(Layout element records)
-*-*-

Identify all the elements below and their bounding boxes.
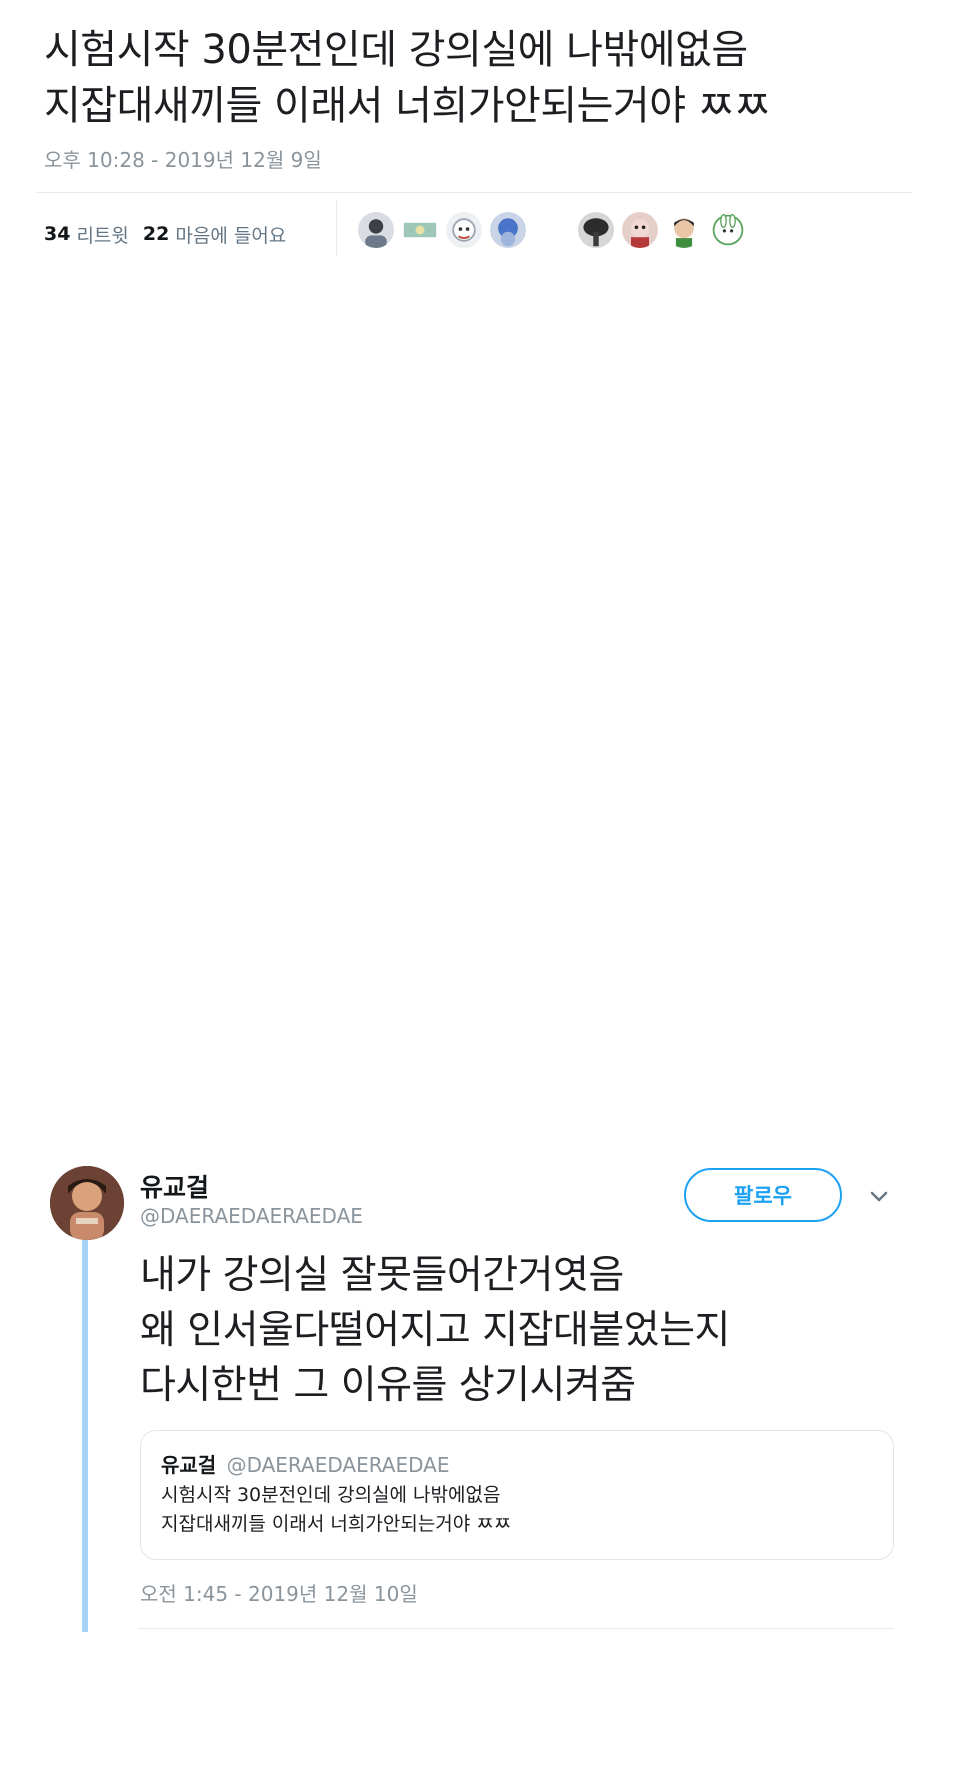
reply-text-line: 왜 인서울다떨어지고 지잡대붙었는지 (140, 1308, 730, 1353)
reply-text-line: 다시한번 그 이유를 상기시켜줌 (140, 1363, 636, 1408)
retweet-stat[interactable]: 34 리트윗 (44, 221, 129, 248)
like-count: 22 (142, 223, 170, 245)
quoted-tweet-line: 시험시작 30분전인데 강의실에 나밖에없음 (161, 1484, 501, 1506)
reply-timestamp[interactable]: 오전 1:45 - 2019년 12월 10일 (140, 1578, 418, 1607)
like-label: 마음에 들어요 (175, 224, 287, 247)
tweet-text-line: 시험시작 30분전인데 강의실에 나밖에없음 (44, 27, 748, 73)
divider (138, 1628, 894, 1629)
quoted-tweet-line: 지잡대새끼들 이래서 너희가안되는거야 ㅉㅉ (161, 1513, 512, 1535)
user-avatar[interactable] (50, 1166, 124, 1240)
tweet-text: 시험시작 30분전인데 강의실에 나밖에없음 지잡대새끼들 이래서 너희가안되는… (44, 22, 924, 134)
quoted-user-name: 유교걸 (161, 1453, 217, 1477)
quoted-tweet-header: 유교걸 @DAERAEDAERAEDAE (161, 1449, 449, 1478)
tweet-stats: 34 리트윗 22 마음에 들어요 (44, 212, 300, 256)
user-handle[interactable]: @DAERAEDAERAEDAE (140, 1204, 363, 1228)
quoted-tweet-card[interactable]: 유교걸 @DAERAEDAERAEDAE 시험시작 30분전인데 강의실에 나밖… (140, 1430, 894, 1560)
stats-separator (336, 200, 337, 256)
user-name[interactable]: 유교걸 (140, 1168, 209, 1204)
retweet-label: 리트윗 (76, 224, 129, 247)
liker-avatar[interactable] (444, 210, 484, 250)
follow-button[interactable]: 팔로우 (684, 1168, 842, 1222)
liker-avatar[interactable] (620, 210, 660, 250)
retweet-count: 34 (44, 223, 71, 245)
like-stat[interactable]: 22 마음에 들어요 (143, 221, 286, 248)
quoted-tweet-text: 시험시작 30분전인데 강의실에 나밖에없음 지잡대새끼들 이래서 너희가안되는… (161, 1481, 511, 1539)
reply-text: 내가 강의실 잘못들어간거엿음 왜 인서울다떨어지고 지잡대붙었는지 다시한번 … (140, 1248, 940, 1413)
tweet-timestamp[interactable]: 오후 10:28 - 2019년 12월 9일 (44, 144, 322, 173)
liker-avatar[interactable] (664, 210, 704, 250)
quoted-user-handle: @DAERAEDAERAEDAE (226, 1453, 450, 1477)
reply-text-line: 내가 강의실 잘못들어간거엿음 (140, 1253, 624, 1298)
thread-line (82, 1240, 88, 1632)
liker-avatar[interactable] (400, 210, 440, 250)
liker-avatar[interactable] (488, 210, 528, 250)
chevron-down-icon[interactable] (866, 1184, 892, 1210)
liker-avatar[interactable] (356, 210, 396, 250)
tweet-text-line: 지잡대새끼들 이래서 너희가안되는거야 ㅉㅉ (44, 83, 771, 129)
liker-avatar[interactable] (576, 210, 616, 250)
divider (36, 192, 912, 193)
liker-avatar[interactable] (708, 210, 748, 250)
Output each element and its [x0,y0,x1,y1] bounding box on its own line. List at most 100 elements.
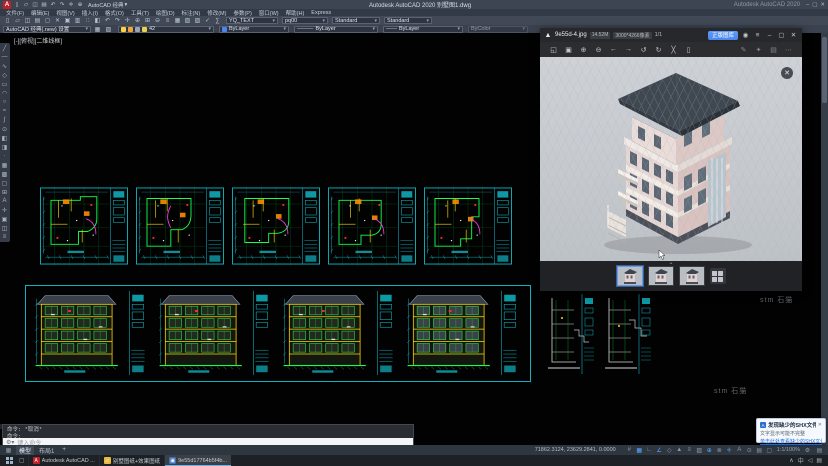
layer-select[interactable]: 42 ▾ [118,26,214,33]
viewer-minimize-button[interactable]: – [765,32,774,39]
ime-indicator-icon[interactable]: 中 [798,456,804,465]
construction-line-tool-icon[interactable]: — [0,53,9,61]
notification-link[interactable]: 单击此处查看缺少的SHX文件。 [760,438,822,445]
redo-icon[interactable]: ↷ [58,1,66,8]
minimize-button[interactable]: – [806,2,809,8]
transparency-toggle[interactable]: ▨ [695,446,704,454]
viewer-titlebar[interactable]: ▲ 9e55d-4.jpg 14.52M 3000*4266像素 1/1 正版图… [540,28,802,42]
user-account-icon[interactable]: ◉ [741,31,750,39]
floor-plan-4[interactable] [328,186,416,271]
otrack-toggle[interactable]: ▲ [675,446,684,454]
elevation-2[interactable] [155,289,277,382]
fit-window-icon[interactable]: ▣ [563,46,574,54]
previous-icon[interactable]: ← [608,46,619,53]
more-icon[interactable]: ⋯ [783,46,794,54]
text-style-select[interactable]: YQ_TEXT▾ [226,17,278,24]
annotation-monitor-toggle[interactable]: ⊙ [745,446,754,454]
point-tool-icon[interactable]: · [0,152,9,160]
polyline-tool-icon[interactable]: ∿ [0,62,9,70]
rectangle-tool-icon[interactable]: ▭ [0,80,9,88]
fullscreen-icon[interactable]: ◱ [548,46,559,54]
save-icon[interactable]: ◫ [31,1,39,8]
edit-icon[interactable]: ✎ [738,46,749,54]
floor-plan-1[interactable] [40,186,128,271]
cut-icon[interactable]: ✕ [53,17,62,25]
line-tool-icon[interactable]: ╱ [0,44,9,52]
overlay-close-icon[interactable]: ✕ [781,67,793,79]
beautify-icon[interactable]: ✦ [753,46,764,54]
viewer-close-button[interactable]: ✕ [789,31,798,39]
elevation-4[interactable] [403,289,525,382]
volume-icon[interactable]: ◁ [808,457,813,464]
viewer-maximize-button[interactable]: ▢ [777,31,786,39]
grid-toggle[interactable]: ▦ [635,446,644,454]
zoom-in-icon[interactable]: ⊕ [578,46,589,54]
task-view-icon[interactable]: ▢ [19,457,25,464]
print-icon[interactable]: ▤ [768,46,779,54]
zoom-previous-icon[interactable]: ⊖ [153,17,162,25]
section-detail-2[interactable] [599,290,653,383]
polygon-tool-icon[interactable]: ◇ [0,71,9,79]
zoom-out-icon[interactable]: ⊖ [593,46,604,54]
viewer-image-area[interactable]: ✕ [540,57,802,261]
tool-palettes-icon[interactable]: ▧ [183,17,192,25]
notification-close-icon[interactable]: ✕ [818,422,822,428]
undo-icon[interactable]: ↶ [103,17,112,25]
linetype-select[interactable]: ——— ByLayer ▾ [294,26,378,33]
clean-screen-toggle[interactable]: ▢ [765,446,774,454]
elevation-1[interactable] [31,289,153,382]
taskbar-app-3[interactable]: ▣9e55d17764b5f4b... [164,455,231,466]
open-icon[interactable]: ▱ [22,1,30,8]
isodraft-toggle[interactable]: ◇ [665,446,674,454]
model-space-icon[interactable]: ▦ [4,446,13,454]
start-button[interactable] [2,455,16,466]
sheet-set-icon[interactable]: ▨ [193,17,202,25]
lineweight-toggle[interactable]: ≡ [685,446,694,454]
make-block-tool-icon[interactable]: ◨ [0,143,9,151]
snap-toggle[interactable]: # [625,446,634,454]
network-icon[interactable]: ▤ [816,457,822,464]
spline-tool-icon[interactable]: ∫ [0,116,9,124]
save-icon[interactable]: ◫ [23,17,32,25]
thumbnail-grid-button[interactable] [710,268,726,284]
pan-icon[interactable]: ✛ [67,1,75,8]
mirror-tool-icon[interactable]: ◫ [0,224,9,232]
new-icon[interactable]: ▯ [3,17,12,25]
plot-preview-icon[interactable]: ◻ [43,17,52,25]
stock-library-button[interactable]: 正版图库 [708,31,738,40]
thumbnail-render-view-1[interactable] [617,266,643,286]
zoom-icon[interactable]: ⊕ [76,1,84,8]
delete-icon[interactable]: ╳ [668,46,679,54]
copy-tool-icon[interactable]: ▣ [0,215,9,223]
tab-layout1[interactable]: 布局1 [36,446,57,455]
osnap-3d-toggle[interactable]: ⊗ [715,446,724,454]
mleader-style-select[interactable]: Standard▾ [384,17,432,24]
customize-statusbar-icon[interactable]: ▤ [815,446,824,454]
dim-style-select[interactable]: pq00▾ [282,17,328,24]
plot-icon[interactable]: ▤ [40,1,48,8]
pan-realtime-icon[interactable]: ✛ [123,17,132,25]
tab-model[interactable]: 模型 [16,446,34,455]
insert-block-tool-icon[interactable]: ◧ [0,134,9,142]
arc-tool-icon[interactable]: ◠ [0,89,9,97]
plot-icon[interactable]: ▤ [33,17,42,25]
move-tool-icon[interactable]: ✛ [0,206,9,214]
ortho-toggle[interactable]: ∟ [645,446,654,454]
floor-plan-3[interactable] [232,186,320,271]
circle-tool-icon[interactable]: ○ [0,98,9,106]
gradient-tool-icon[interactable]: ▩ [0,170,9,178]
menu-item-13[interactable]: Express [311,10,331,16]
qnew-icon[interactable]: ▯ [13,1,21,8]
settings-gear-icon[interactable]: ⚙ [803,446,812,454]
thumbnail-render-view-2[interactable] [648,266,674,286]
thumbnail-render-view-3[interactable] [679,266,705,286]
floor-plan-2[interactable] [136,186,224,271]
block-icon[interactable]: ◧ [93,17,102,25]
open-icon[interactable]: ▱ [13,17,22,25]
hatch-tool-icon[interactable]: ▦ [0,161,9,169]
quick-calc-icon[interactable]: ∑ [213,17,222,25]
color-select[interactable]: ByLayer ▾ [219,26,289,33]
workspace-switcher[interactable]: AutoCAD 经典▾ [86,1,129,9]
paste-icon[interactable]: ▥ [73,17,82,25]
quick-properties-toggle[interactable]: ▤ [755,446,764,454]
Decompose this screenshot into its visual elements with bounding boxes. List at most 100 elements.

-*-*-

◆ Short exercise ◆
Repeat the records word for word, from the line with "layer-select[interactable]: 42 ▾" through the line with "elevation-4[interactable] [403,289,525,382]", including both of those lines.

◆ Exercise response ◆
layer-select[interactable]: 42 ▾ [118,26,214,33]
viewer-minimize-button[interactable]: – [765,32,774,39]
ime-indicator-icon[interactable]: 中 [798,456,804,465]
construction-line-tool-icon[interactable]: — [0,53,9,61]
notification-link[interactable]: 单击此处查看缺少的SHX文件。 [760,438,822,445]
redo-icon[interactable]: ↷ [58,1,66,8]
minimize-button[interactable]: – [806,2,809,8]
transparency-toggle[interactable]: ▨ [695,446,704,454]
viewer-titlebar[interactable]: ▲ 9e55d-4.jpg 14.52M 3000*4266像素 1/1 正版图… [540,28,802,42]
user-account-icon[interactable]: ◉ [741,31,750,39]
floor-plan-4[interactable] [328,186,416,271]
otrack-toggle[interactable]: ▲ [675,446,684,454]
elevation-2[interactable] [155,289,277,382]
fit-window-icon[interactable]: ▣ [563,46,574,54]
previous-icon[interactable]: ← [608,46,619,53]
more-icon[interactable]: ⋯ [783,46,794,54]
text-style-select[interactable]: YQ_TEXT▾ [226,17,278,24]
annotation-monitor-toggle[interactable]: ⊙ [745,446,754,454]
point-tool-icon[interactable]: · [0,152,9,160]
polyline-tool-icon[interactable]: ∿ [0,62,9,70]
rectangle-tool-icon[interactable]: ▭ [0,80,9,88]
fullscreen-icon[interactable]: ◱ [548,46,559,54]
save-icon[interactable]: ◫ [31,1,39,8]
edit-icon[interactable]: ✎ [738,46,749,54]
floor-plan-1[interactable] [40,186,128,271]
cut-icon[interactable]: ✕ [53,17,62,25]
line-tool-icon[interactable]: ╱ [0,44,9,52]
overlay-close-icon[interactable]: ✕ [781,67,793,79]
beautify-icon[interactable]: ✦ [753,46,764,54]
viewer-close-button[interactable]: ✕ [789,31,798,39]
elevation-4[interactable] [403,289,525,382]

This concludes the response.